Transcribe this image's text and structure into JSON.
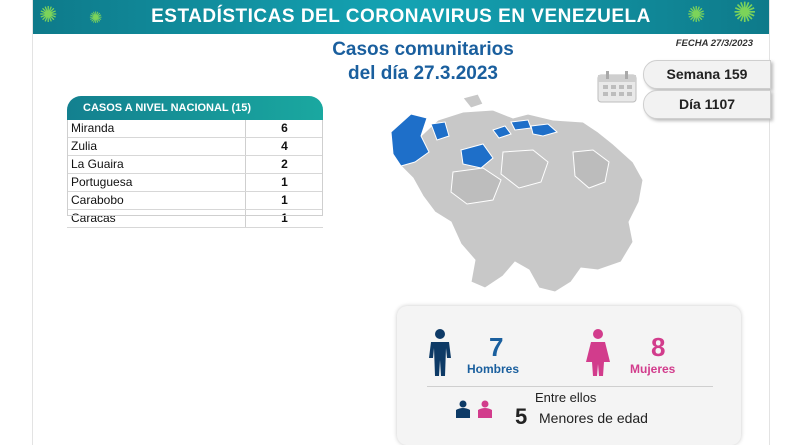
{
  "header": {
    "title": "ESTADÍSTICAS DEL CORONAVIRUS EN VENEZUELA",
    "fecha": "FECHA 27/3/2023"
  },
  "subtitle": {
    "line1": "Casos comunitarios",
    "line2": "del día 27.3.2023"
  },
  "counters": {
    "semana": "Semana 159",
    "dia": "Día 1107"
  },
  "table": {
    "header": "CASOS A NIVEL NACIONAL  (15)",
    "rows": [
      {
        "name": "Miranda",
        "value": "6"
      },
      {
        "name": "Zulia",
        "value": "4"
      },
      {
        "name": "La Guaira",
        "value": "2"
      },
      {
        "name": "Portuguesa",
        "value": "1"
      },
      {
        "name": "Carabobo",
        "value": "1"
      },
      {
        "name": "Caracas",
        "value": "1"
      }
    ]
  },
  "gender": {
    "men_count": "7",
    "men_label": "Hombres",
    "women_count": "8",
    "women_label": "Mujeres",
    "minors_intro": "Entre ellos",
    "minors_count": "5",
    "minors_label": "Menores de edad"
  },
  "colors": {
    "teal": "#13808f",
    "blue": "#1a5f9e",
    "pink": "#d23c8c",
    "map_gray": "#c8c8c8",
    "map_highlight": "#1e6fc9"
  }
}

- [DESCRIPTION OF THE TASK]: Write out each entry exactly as given, omitting any picture.

- [OUTPUT BELOW]:
Transcribe this image's text and structure into JSON.
{
  "header": {
    "title": "ESTADÍSTICAS DEL CORONAVIRUS EN VENEZUELA",
    "fecha": "FECHA 27/3/2023"
  },
  "subtitle": {
    "line1": "Casos comunitarios",
    "line2": "del día 27.3.2023"
  },
  "counters": {
    "semana": "Semana 159",
    "dia": "Día 1107"
  },
  "table": {
    "header": "CASOS A NIVEL NACIONAL  (15)",
    "rows": [
      {
        "name": "Miranda",
        "value": "6"
      },
      {
        "name": "Zulia",
        "value": "4"
      },
      {
        "name": "La Guaira",
        "value": "2"
      },
      {
        "name": "Portuguesa",
        "value": "1"
      },
      {
        "name": "Carabobo",
        "value": "1"
      },
      {
        "name": "Caracas",
        "value": "1"
      }
    ]
  },
  "gender": {
    "men_count": "7",
    "men_label": "Hombres",
    "women_count": "8",
    "women_label": "Mujeres",
    "minors_intro": "Entre ellos",
    "minors_count": "5",
    "minors_label": "Menores de edad"
  },
  "colors": {
    "teal": "#13808f",
    "blue": "#1a5f9e",
    "pink": "#d23c8c",
    "map_gray": "#c8c8c8",
    "map_highlight": "#1e6fc9"
  }
}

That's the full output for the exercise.